Skip every image and restate the data word for word.
══ Rows ══
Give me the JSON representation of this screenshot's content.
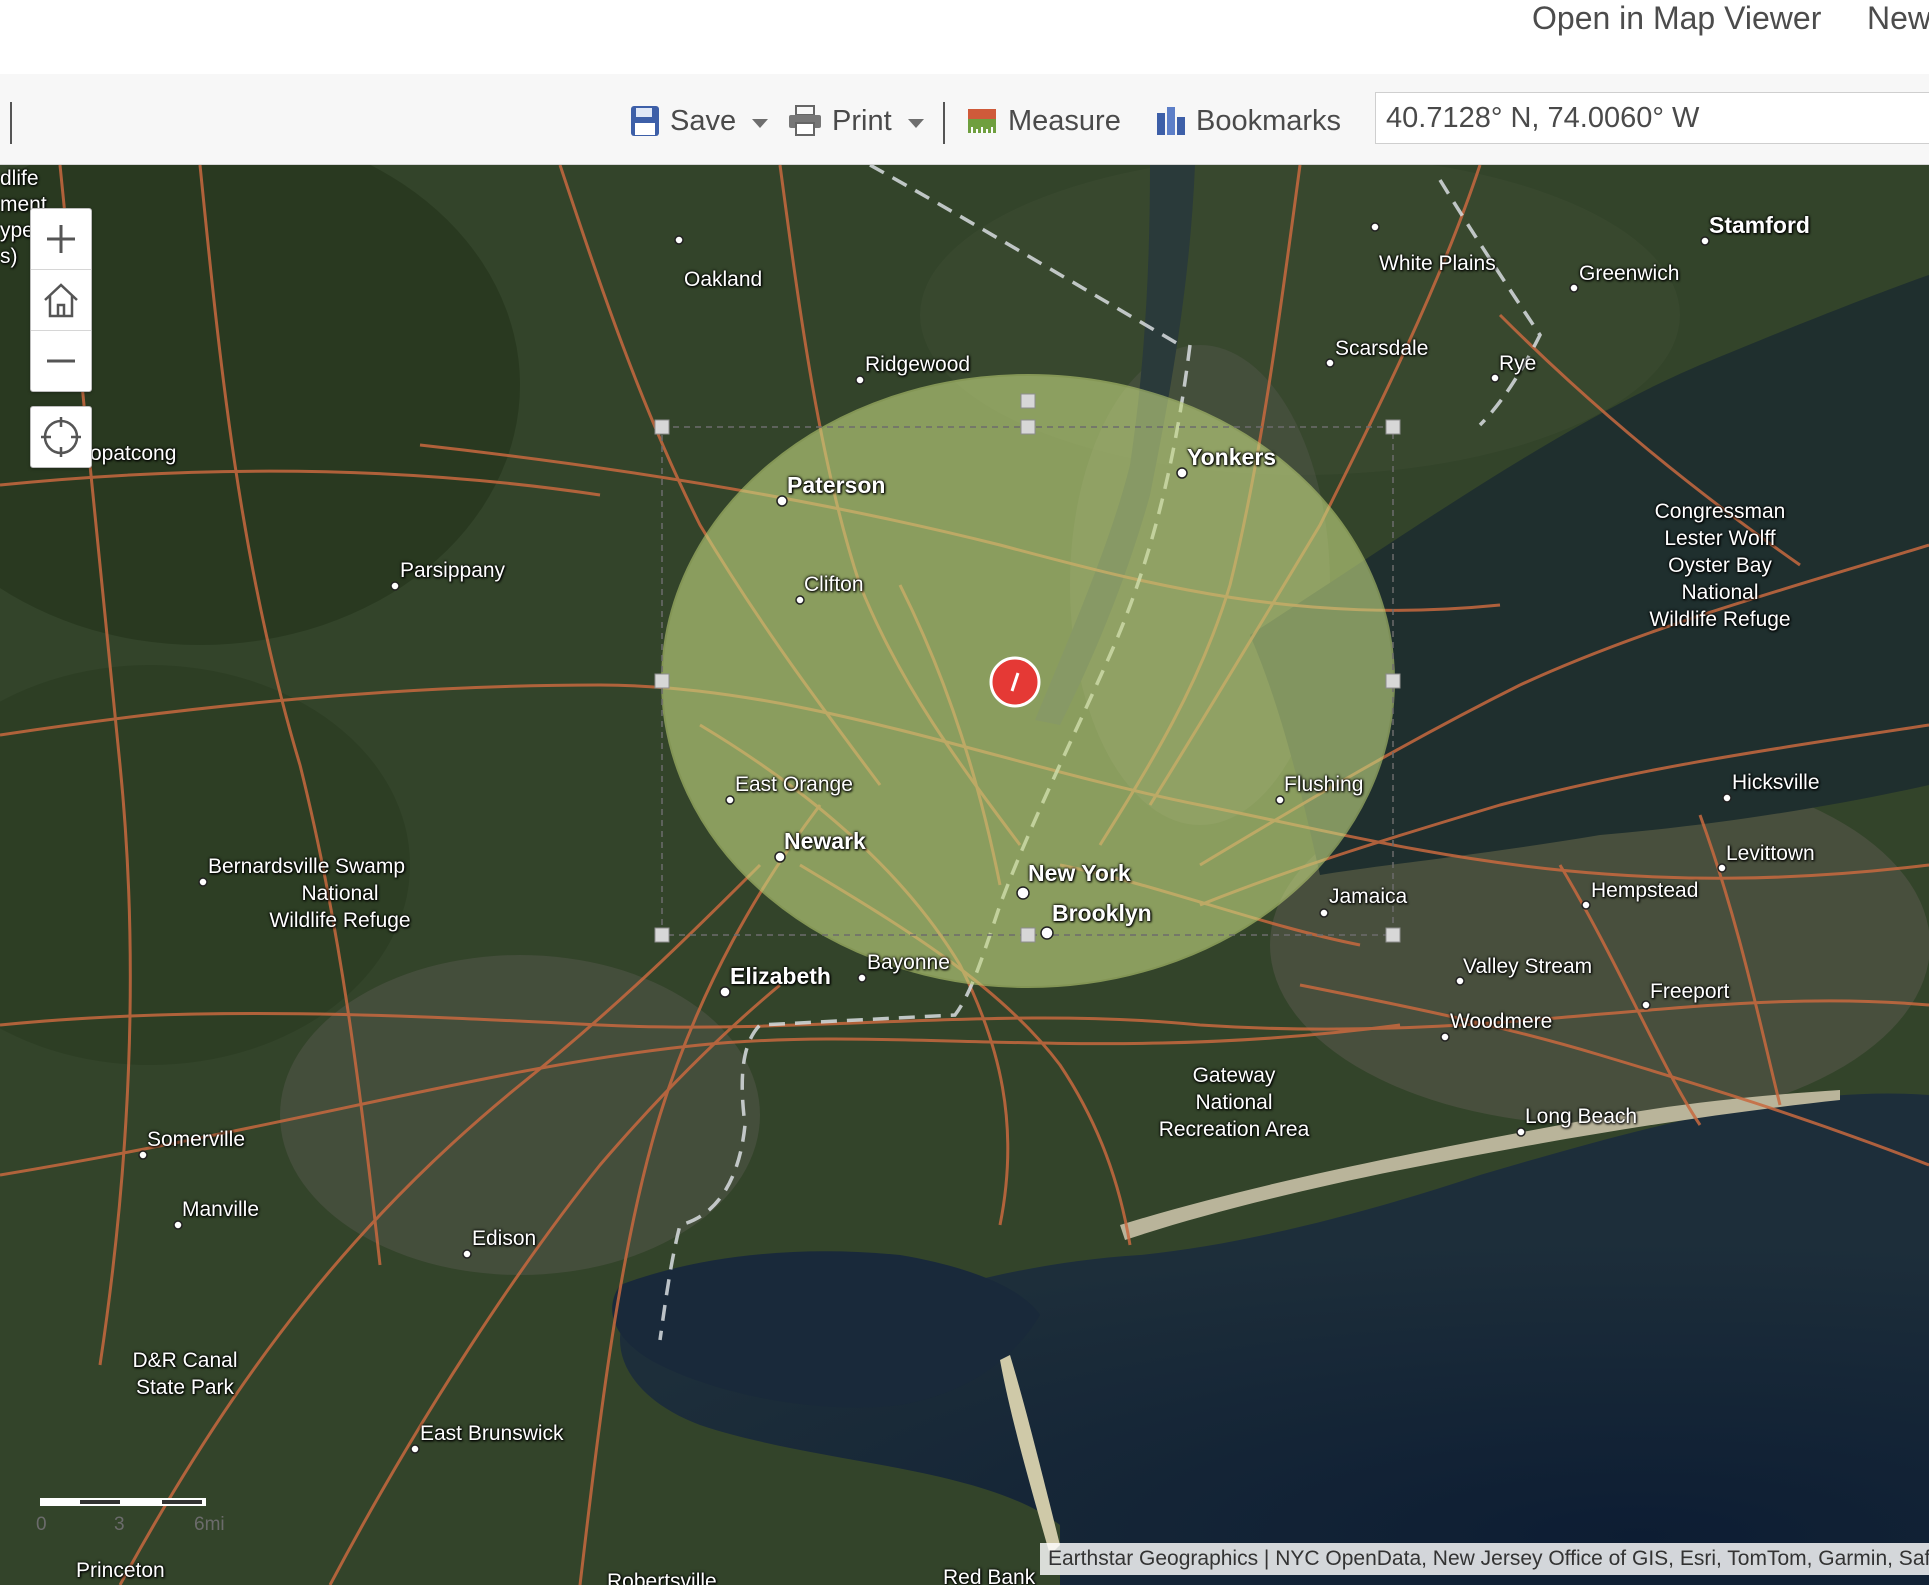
{
  "header": {
    "open_map_viewer": "Open in Map Viewer",
    "new_label": "New"
  },
  "toolbar": {
    "save": "Save",
    "print": "Print",
    "measure": "Measure",
    "bookmarks": "Bookmarks",
    "coordinates_value": "40.7128° N, 74.0060° W"
  },
  "map": {
    "basemap": "Imagery Hybrid",
    "buffer_center": "New York",
    "marker_color": "#e53935",
    "buffer_color": "#c5d982",
    "labels": {
      "wildlife_left": "dlife",
      "management_left": "ment",
      "type_left": "ype",
      "s_left": "s)",
      "lake_hopatcong": "opatcong",
      "oakland": "Oakland",
      "ridgewood": "Ridgewood",
      "paterson": "Paterson",
      "clifton": "Clifton",
      "parsippany": "Parsippany",
      "white_plains": "White Plains",
      "stamford": "Stamford",
      "greenwich": "Greenwich",
      "scarsdale": "Scarsdale",
      "rye": "Rye",
      "yonkers": "Yonkers",
      "congressman_l1": "Congressman",
      "congressman_l2": "Lester Wolff",
      "congressman_l3": "Oyster Bay",
      "congressman_l4": "National",
      "congressman_l5": "Wildlife Refuge",
      "east_orange": "East Orange",
      "newark": "Newark",
      "flushing": "Flushing",
      "hicksville": "Hicksville",
      "levittown": "Levittown",
      "new_york": "New York",
      "brooklyn": "Brooklyn",
      "jamaica": "Jamaica",
      "hempstead": "Hempstead",
      "bernardsville": "Bernardsville",
      "swamp_l1": "Swamp",
      "swamp_l2": "National",
      "swamp_l3": "Wildlife Refuge",
      "elizabeth": "Elizabeth",
      "bayonne": "Bayonne",
      "valley_stream": "Valley Stream",
      "freeport": "Freeport",
      "woodmere": "Woodmere",
      "gateway_l1": "Gateway",
      "gateway_l2": "National",
      "gateway_l3": "Recreation Area",
      "long_beach": "Long Beach",
      "somerville": "Somerville",
      "manville": "Manville",
      "edison": "Edison",
      "dr_canal_l1": "D&R Canal",
      "dr_canal_l2": "State Park",
      "east_brunswick": "East Brunswick",
      "princeton": "Princeton",
      "robertsville": "Robertsville",
      "red_bank": "Red Bank"
    },
    "scale": {
      "zero": "0",
      "mid": "3",
      "end": "6mi"
    },
    "attribution": "Earthstar Geographics | NYC OpenData, New Jersey Office of GIS, Esri, TomTom, Garmin, SafeGraph"
  }
}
═══
(Output below)
Give me the JSON representation of this screenshot's content.
{
  "header": {
    "open_map_viewer": "Open in Map Viewer",
    "new_label": "New"
  },
  "toolbar": {
    "save": "Save",
    "print": "Print",
    "measure": "Measure",
    "bookmarks": "Bookmarks",
    "coordinates_value": "40.7128° N, 74.0060° W"
  },
  "map": {
    "basemap": "Imagery Hybrid",
    "buffer_center": "New York",
    "marker_color": "#e53935",
    "buffer_color": "#c5d982",
    "labels": {
      "wildlife_left": "dlife",
      "management_left": "ment",
      "type_left": "ype",
      "s_left": "s)",
      "lake_hopatcong": "opatcong",
      "oakland": "Oakland",
      "ridgewood": "Ridgewood",
      "paterson": "Paterson",
      "clifton": "Clifton",
      "parsippany": "Parsippany",
      "white_plains": "White Plains",
      "stamford": "Stamford",
      "greenwich": "Greenwich",
      "scarsdale": "Scarsdale",
      "rye": "Rye",
      "yonkers": "Yonkers",
      "congressman_l1": "Congressman",
      "congressman_l2": "Lester Wolff",
      "congressman_l3": "Oyster Bay",
      "congressman_l4": "National",
      "congressman_l5": "Wildlife Refuge",
      "east_orange": "East Orange",
      "newark": "Newark",
      "flushing": "Flushing",
      "hicksville": "Hicksville",
      "levittown": "Levittown",
      "new_york": "New York",
      "brooklyn": "Brooklyn",
      "jamaica": "Jamaica",
      "hempstead": "Hempstead",
      "bernardsville": "Bernardsville",
      "swamp_l1": "Swamp",
      "swamp_l2": "National",
      "swamp_l3": "Wildlife Refuge",
      "elizabeth": "Elizabeth",
      "bayonne": "Bayonne",
      "valley_stream": "Valley Stream",
      "freeport": "Freeport",
      "woodmere": "Woodmere",
      "gateway_l1": "Gateway",
      "gateway_l2": "National",
      "gateway_l3": "Recreation Area",
      "long_beach": "Long Beach",
      "somerville": "Somerville",
      "manville": "Manville",
      "edison": "Edison",
      "dr_canal_l1": "D&R Canal",
      "dr_canal_l2": "State Park",
      "east_brunswick": "East Brunswick",
      "princeton": "Princeton",
      "robertsville": "Robertsville",
      "red_bank": "Red Bank"
    },
    "scale": {
      "zero": "0",
      "mid": "3",
      "end": "6mi"
    },
    "attribution": "Earthstar Geographics | NYC OpenData, New Jersey Office of GIS, Esri, TomTom, Garmin, SafeGraph"
  }
}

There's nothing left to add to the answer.